_Task:_ Without the pictures, repeat the listing character for character.

## BEGIN Data for processing

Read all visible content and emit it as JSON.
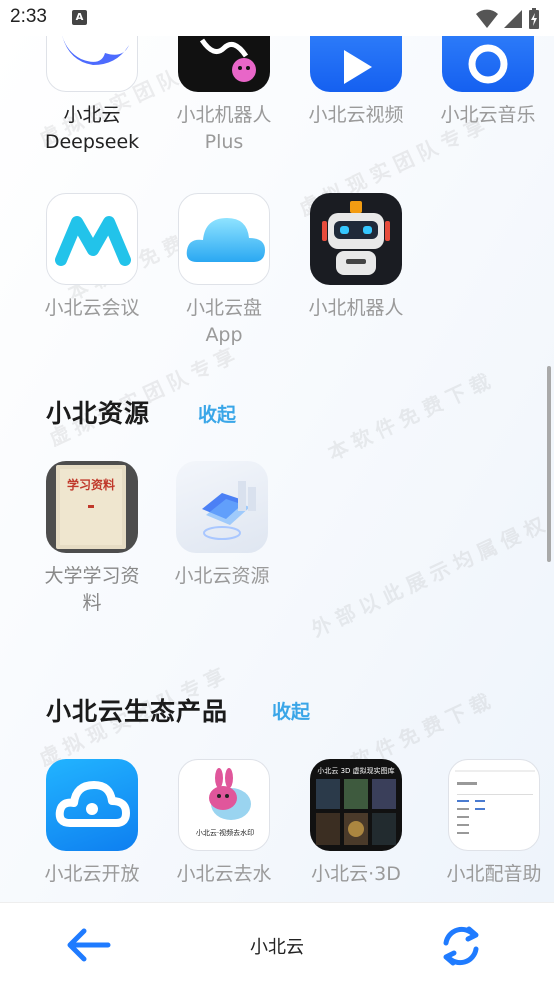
{
  "status_bar": {
    "time": "2:33",
    "notification_letter": "A"
  },
  "row1": [
    {
      "label": "小北云",
      "sub": "Deepseek",
      "dark": true,
      "icon": "deepseek-whale-icon"
    },
    {
      "label": "小北机器人",
      "sub": "Plus",
      "icon": "robot-plus-icon"
    },
    {
      "label": "小北云视频",
      "sub": "",
      "icon": "video-play-icon"
    },
    {
      "label": "小北云音乐",
      "sub": "",
      "icon": "music-icon"
    }
  ],
  "row2": [
    {
      "label": "小北云会议",
      "sub": "",
      "icon": "meeting-m-icon"
    },
    {
      "label": "小北云盘",
      "sub": "App",
      "icon": "cloud-drive-icon"
    },
    {
      "label": "小北机器人",
      "sub": "",
      "icon": "robot-face-icon"
    }
  ],
  "section_resources": {
    "title": "小北资源",
    "toggle": "收起"
  },
  "resources": [
    {
      "label": "大学学习资",
      "sub": "料",
      "icon": "study-book-icon",
      "book_title": "学习资料"
    },
    {
      "label": "小北云资源",
      "sub": "",
      "icon": "resource-folder-icon"
    }
  ],
  "section_ecosystem": {
    "title": "小北云生态产品",
    "toggle": "收起"
  },
  "ecosystem": [
    {
      "label": "小北云开放",
      "icon": "open-cloud-icon"
    },
    {
      "label": "小北云去水",
      "icon": "watermark-remove-icon",
      "caption": "小北云·视频去水印"
    },
    {
      "label": "小北云·3D",
      "icon": "3d-gallery-icon",
      "caption": "小北云 3D 虚拟现实图库"
    },
    {
      "label": "小北配音助",
      "icon": "dubbing-assistant-icon"
    }
  ],
  "watermark_lines": [
    "虚拟现实团队专享",
    "本软件免费下载",
    "外部以此展示均属侵权"
  ],
  "bottom_bar": {
    "title": "小北云"
  },
  "colors": {
    "accent": "#3aa6e8",
    "brand_blue": "#1f7bff"
  }
}
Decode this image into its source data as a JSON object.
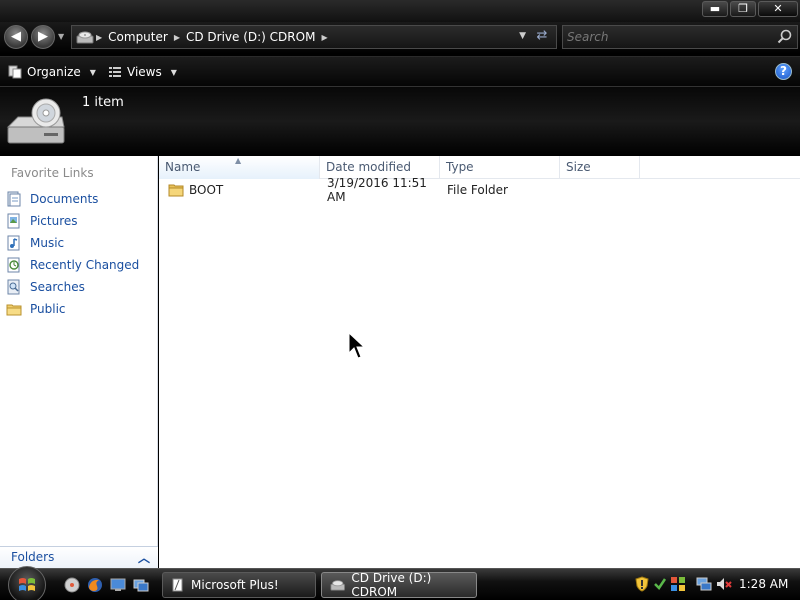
{
  "window": {
    "caption_buttons": {
      "minimize": "▬",
      "maximize": "❐",
      "close": "✕"
    }
  },
  "address": {
    "crumbs": [
      "Computer",
      "CD Drive (D:) CDROM"
    ]
  },
  "search": {
    "placeholder": "Search"
  },
  "toolbar": {
    "organize": "Organize",
    "views": "Views",
    "help": "?"
  },
  "details": {
    "item_count": "1 item"
  },
  "nav": {
    "heading": "Favorite Links",
    "items": [
      {
        "label": "Documents",
        "icon": "documents-icon"
      },
      {
        "label": "Pictures",
        "icon": "pictures-icon"
      },
      {
        "label": "Music",
        "icon": "music-icon"
      },
      {
        "label": "Recently Changed",
        "icon": "recently-changed-icon"
      },
      {
        "label": "Searches",
        "icon": "searches-icon"
      },
      {
        "label": "Public",
        "icon": "public-folder-icon"
      }
    ],
    "folders_label": "Folders"
  },
  "columns": {
    "name": "Name",
    "date": "Date modified",
    "type": "Type",
    "size": "Size"
  },
  "files": [
    {
      "name": "BOOT",
      "date": "3/19/2016 11:51 AM",
      "type": "File Folder",
      "size": ""
    }
  ],
  "taskbar": {
    "tasks": [
      "Microsoft Plus!",
      "CD Drive (D:) CDROM"
    ],
    "clock": "1:28 AM"
  },
  "colors": {
    "link_blue": "#1a4fa0",
    "header_text": "#4a5a72",
    "chrome_black": "#000000"
  }
}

## END Data for processing

_Completed task:_
Read all visible content and emit it as JSON.
{
  "status_bar": {
    "time": "2:33",
    "notification_letter": "A"
  },
  "row1": [
    {
      "label": "小北云",
      "sub": "Deepseek",
      "dark": true,
      "icon": "deepseek-whale-icon"
    },
    {
      "label": "小北机器人",
      "sub": "Plus",
      "icon": "robot-plus-icon"
    },
    {
      "label": "小北云视频",
      "sub": "",
      "icon": "video-play-icon"
    },
    {
      "label": "小北云音乐",
      "sub": "",
      "icon": "music-icon"
    }
  ],
  "row2": [
    {
      "label": "小北云会议",
      "sub": "",
      "icon": "meeting-m-icon"
    },
    {
      "label": "小北云盘",
      "sub": "App",
      "icon": "cloud-drive-icon"
    },
    {
      "label": "小北机器人",
      "sub": "",
      "icon": "robot-face-icon"
    }
  ],
  "section_resources": {
    "title": "小北资源",
    "toggle": "收起"
  },
  "resources": [
    {
      "label": "大学学习资",
      "sub": "料",
      "icon": "study-book-icon",
      "book_title": "学习资料"
    },
    {
      "label": "小北云资源",
      "sub": "",
      "icon": "resource-folder-icon"
    }
  ],
  "section_ecosystem": {
    "title": "小北云生态产品",
    "toggle": "收起"
  },
  "ecosystem": [
    {
      "label": "小北云开放",
      "icon": "open-cloud-icon"
    },
    {
      "label": "小北云去水",
      "icon": "watermark-remove-icon",
      "caption": "小北云·视频去水印"
    },
    {
      "label": "小北云·3D",
      "icon": "3d-gallery-icon",
      "caption": "小北云 3D 虚拟现实图库"
    },
    {
      "label": "小北配音助",
      "icon": "dubbing-assistant-icon"
    }
  ],
  "watermark_lines": [
    "虚拟现实团队专享",
    "本软件免费下载",
    "外部以此展示均属侵权"
  ],
  "bottom_bar": {
    "title": "小北云"
  },
  "colors": {
    "accent": "#3aa6e8",
    "brand_blue": "#1f7bff"
  }
}
Decode this image into its source data as a JSON object.
{
  "window": {
    "caption_buttons": {
      "minimize": "▬",
      "maximize": "❐",
      "close": "✕"
    }
  },
  "address": {
    "crumbs": [
      "Computer",
      "CD Drive (D:) CDROM"
    ]
  },
  "search": {
    "placeholder": "Search"
  },
  "toolbar": {
    "organize": "Organize",
    "views": "Views",
    "help": "?"
  },
  "details": {
    "item_count": "1 item"
  },
  "nav": {
    "heading": "Favorite Links",
    "items": [
      {
        "label": "Documents",
        "icon": "documents-icon"
      },
      {
        "label": "Pictures",
        "icon": "pictures-icon"
      },
      {
        "label": "Music",
        "icon": "music-icon"
      },
      {
        "label": "Recently Changed",
        "icon": "recently-changed-icon"
      },
      {
        "label": "Searches",
        "icon": "searches-icon"
      },
      {
        "label": "Public",
        "icon": "public-folder-icon"
      }
    ],
    "folders_label": "Folders"
  },
  "columns": {
    "name": "Name",
    "date": "Date modified",
    "type": "Type",
    "size": "Size"
  },
  "files": [
    {
      "name": "BOOT",
      "date": "3/19/2016 11:51 AM",
      "type": "File Folder",
      "size": ""
    }
  ],
  "taskbar": {
    "tasks": [
      "Microsoft Plus!",
      "CD Drive (D:) CDROM"
    ],
    "clock": "1:28 AM"
  },
  "colors": {
    "link_blue": "#1a4fa0",
    "header_text": "#4a5a72",
    "chrome_black": "#000000"
  }
}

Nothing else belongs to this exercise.